» Written task:
Among the lines below, count those with "supports". Give the total alone.

» Material to process:
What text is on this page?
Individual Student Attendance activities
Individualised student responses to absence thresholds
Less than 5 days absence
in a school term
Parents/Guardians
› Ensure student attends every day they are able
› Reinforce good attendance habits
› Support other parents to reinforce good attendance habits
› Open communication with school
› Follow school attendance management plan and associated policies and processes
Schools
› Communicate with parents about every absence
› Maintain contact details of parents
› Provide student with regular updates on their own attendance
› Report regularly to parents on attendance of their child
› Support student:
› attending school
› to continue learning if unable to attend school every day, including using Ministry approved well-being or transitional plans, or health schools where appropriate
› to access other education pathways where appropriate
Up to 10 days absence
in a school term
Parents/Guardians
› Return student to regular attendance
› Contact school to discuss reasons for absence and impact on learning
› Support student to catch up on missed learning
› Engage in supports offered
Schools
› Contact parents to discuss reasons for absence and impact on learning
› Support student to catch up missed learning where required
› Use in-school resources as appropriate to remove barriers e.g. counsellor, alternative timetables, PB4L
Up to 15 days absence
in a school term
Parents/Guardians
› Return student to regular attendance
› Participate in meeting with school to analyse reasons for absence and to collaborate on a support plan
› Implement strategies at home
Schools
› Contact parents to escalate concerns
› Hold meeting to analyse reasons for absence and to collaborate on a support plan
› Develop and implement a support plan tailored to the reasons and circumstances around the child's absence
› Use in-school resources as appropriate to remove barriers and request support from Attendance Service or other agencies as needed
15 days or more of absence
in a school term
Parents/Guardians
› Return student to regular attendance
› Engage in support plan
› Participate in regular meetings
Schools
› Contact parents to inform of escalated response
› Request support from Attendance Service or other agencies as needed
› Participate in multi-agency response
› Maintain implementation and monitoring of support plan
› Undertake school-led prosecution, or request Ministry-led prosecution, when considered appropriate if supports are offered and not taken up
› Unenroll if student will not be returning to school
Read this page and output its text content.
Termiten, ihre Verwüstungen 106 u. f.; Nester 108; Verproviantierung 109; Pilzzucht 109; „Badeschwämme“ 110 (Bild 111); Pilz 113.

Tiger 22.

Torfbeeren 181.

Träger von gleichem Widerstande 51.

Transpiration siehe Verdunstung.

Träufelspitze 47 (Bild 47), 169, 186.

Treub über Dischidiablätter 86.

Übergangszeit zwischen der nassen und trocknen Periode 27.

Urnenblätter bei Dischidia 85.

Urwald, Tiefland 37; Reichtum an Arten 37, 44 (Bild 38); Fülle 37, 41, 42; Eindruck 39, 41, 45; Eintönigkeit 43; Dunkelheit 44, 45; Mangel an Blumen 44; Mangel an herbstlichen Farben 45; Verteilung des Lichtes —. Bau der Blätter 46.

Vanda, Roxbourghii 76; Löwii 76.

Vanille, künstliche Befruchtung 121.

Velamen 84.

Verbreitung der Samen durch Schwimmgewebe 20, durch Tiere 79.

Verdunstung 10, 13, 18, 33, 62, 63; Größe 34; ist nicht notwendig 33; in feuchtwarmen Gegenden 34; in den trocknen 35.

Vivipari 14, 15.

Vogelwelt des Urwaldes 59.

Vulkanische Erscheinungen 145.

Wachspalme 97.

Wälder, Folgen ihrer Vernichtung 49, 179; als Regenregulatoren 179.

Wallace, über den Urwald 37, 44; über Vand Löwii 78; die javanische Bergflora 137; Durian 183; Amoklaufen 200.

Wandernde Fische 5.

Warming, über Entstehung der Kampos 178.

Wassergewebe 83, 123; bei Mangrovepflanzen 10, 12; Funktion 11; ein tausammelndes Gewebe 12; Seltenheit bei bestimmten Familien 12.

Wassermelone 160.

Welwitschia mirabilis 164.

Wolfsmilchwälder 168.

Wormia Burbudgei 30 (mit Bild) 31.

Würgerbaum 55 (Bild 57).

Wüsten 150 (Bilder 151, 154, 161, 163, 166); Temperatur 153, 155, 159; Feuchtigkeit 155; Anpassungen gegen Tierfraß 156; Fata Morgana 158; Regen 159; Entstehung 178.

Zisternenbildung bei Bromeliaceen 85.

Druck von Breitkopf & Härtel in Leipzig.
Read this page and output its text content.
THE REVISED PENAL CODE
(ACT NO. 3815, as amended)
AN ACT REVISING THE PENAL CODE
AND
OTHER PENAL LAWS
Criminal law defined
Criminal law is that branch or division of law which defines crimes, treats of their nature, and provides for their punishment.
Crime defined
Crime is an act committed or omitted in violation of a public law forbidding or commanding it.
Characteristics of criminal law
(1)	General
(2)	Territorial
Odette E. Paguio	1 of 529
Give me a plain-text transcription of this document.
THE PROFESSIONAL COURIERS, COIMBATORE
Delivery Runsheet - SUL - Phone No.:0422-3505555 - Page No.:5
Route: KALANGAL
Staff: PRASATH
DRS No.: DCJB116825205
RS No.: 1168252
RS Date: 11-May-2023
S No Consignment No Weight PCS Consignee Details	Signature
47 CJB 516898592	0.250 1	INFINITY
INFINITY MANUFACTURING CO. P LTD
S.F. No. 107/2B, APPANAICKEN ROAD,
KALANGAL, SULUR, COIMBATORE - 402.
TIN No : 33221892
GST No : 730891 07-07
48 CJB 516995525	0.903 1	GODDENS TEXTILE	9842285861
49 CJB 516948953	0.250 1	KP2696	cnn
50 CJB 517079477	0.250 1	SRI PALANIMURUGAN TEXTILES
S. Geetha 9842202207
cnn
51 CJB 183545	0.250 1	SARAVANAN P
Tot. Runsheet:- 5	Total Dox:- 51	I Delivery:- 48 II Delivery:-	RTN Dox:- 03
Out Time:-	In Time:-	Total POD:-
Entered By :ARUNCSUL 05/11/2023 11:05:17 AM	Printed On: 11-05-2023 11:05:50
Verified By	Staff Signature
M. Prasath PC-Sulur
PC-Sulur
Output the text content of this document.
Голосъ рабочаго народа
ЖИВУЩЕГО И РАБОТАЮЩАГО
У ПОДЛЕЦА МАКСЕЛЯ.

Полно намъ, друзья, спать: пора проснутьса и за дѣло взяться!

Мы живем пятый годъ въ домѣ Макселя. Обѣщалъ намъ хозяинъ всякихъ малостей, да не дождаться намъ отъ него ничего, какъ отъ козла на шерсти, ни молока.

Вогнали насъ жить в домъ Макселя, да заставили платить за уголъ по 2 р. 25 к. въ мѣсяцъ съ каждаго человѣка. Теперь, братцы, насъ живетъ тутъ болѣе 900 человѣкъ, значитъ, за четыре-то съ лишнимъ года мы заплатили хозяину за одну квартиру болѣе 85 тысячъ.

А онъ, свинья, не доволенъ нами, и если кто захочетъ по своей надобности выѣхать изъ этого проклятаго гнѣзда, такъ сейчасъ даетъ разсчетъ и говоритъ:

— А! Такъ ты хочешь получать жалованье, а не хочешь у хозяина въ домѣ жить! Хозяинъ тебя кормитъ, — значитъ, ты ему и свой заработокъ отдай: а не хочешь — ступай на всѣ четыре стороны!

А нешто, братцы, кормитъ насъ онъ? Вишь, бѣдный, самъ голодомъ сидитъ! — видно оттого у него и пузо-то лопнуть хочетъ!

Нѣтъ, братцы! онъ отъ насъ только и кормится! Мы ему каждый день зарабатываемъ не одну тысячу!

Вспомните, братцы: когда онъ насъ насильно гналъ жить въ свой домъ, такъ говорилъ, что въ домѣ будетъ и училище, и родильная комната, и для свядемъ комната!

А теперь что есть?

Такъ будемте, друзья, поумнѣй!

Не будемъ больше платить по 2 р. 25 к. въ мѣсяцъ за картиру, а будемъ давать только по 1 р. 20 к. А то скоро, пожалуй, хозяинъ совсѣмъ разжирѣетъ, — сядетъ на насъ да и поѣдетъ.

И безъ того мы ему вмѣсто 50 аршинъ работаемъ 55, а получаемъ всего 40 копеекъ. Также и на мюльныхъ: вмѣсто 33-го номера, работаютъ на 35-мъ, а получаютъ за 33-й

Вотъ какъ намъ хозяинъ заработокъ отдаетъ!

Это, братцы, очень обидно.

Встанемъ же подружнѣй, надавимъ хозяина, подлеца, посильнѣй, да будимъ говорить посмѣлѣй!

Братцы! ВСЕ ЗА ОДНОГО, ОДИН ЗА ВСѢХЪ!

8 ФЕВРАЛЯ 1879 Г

» Response:
2